■ WORK TO DO: Return the material exactly as supplied, apart from the pictures, which are omitted.

■ RECORDS SHOWN:
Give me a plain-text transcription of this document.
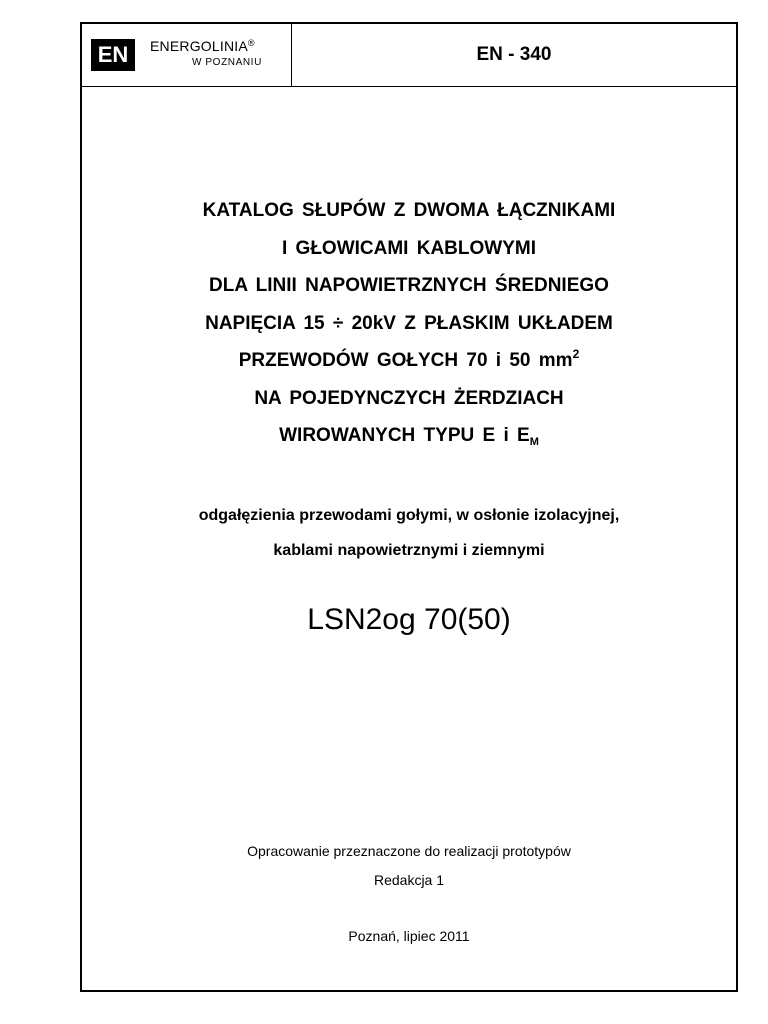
EN	ENERGOLINIA®
W POZNANIU	EN - 340
KATALOG SŁUPÓW Z DWOMA ŁĄCZNIKAMI
I GŁOWICAMI KABLOWYMI
DLA LINII NAPOWIETRZNYCH ŚREDNIEGO
NAPIĘCIA 15 ÷ 20kV Z PŁASKIM UKŁADEM
PRZEWODÓW GOŁYCH 70 i 50 $mm^2$
NA POJEDYNCZYCH ŻERDZIACH
WIROWANYCH TYPU E i $E_M$
odgałęzienia przewodami gołymi, w osłonie izolacyjnej,
kablami napowietrznymi i ziemnymi
LSN2og 70(50)
Opracowanie przeznaczone do realizacji prototypów
Redakcja 1
Poznań, lipiec 2011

■ RESULT OF THIS TASK:
Give me a plain-text transcription of this document.
EN	ENERGOLINIA®
W POZNANIU	EN - 340
KATALOG SŁUPÓW Z DWOMA ŁĄCZNIKAMI
I GŁOWICAMI KABLOWYMI
DLA LINII NAPOWIETRZNYCH ŚREDNIEGO
NAPIĘCIA 15 ÷ 20kV Z PŁASKIM UKŁADEM
PRZEWODÓW GOŁYCH 70 i 50 $mm^2$
NA POJEDYNCZYCH ŻERDZIACH
WIROWANYCH TYPU E i $E_M$
odgałęzienia przewodami gołymi, w osłonie izolacyjnej,
kablami napowietrznymi i ziemnymi
LSN2og 70(50)
Opracowanie przeznaczone do realizacji prototypów
Redakcja 1
Poznań, lipiec 2011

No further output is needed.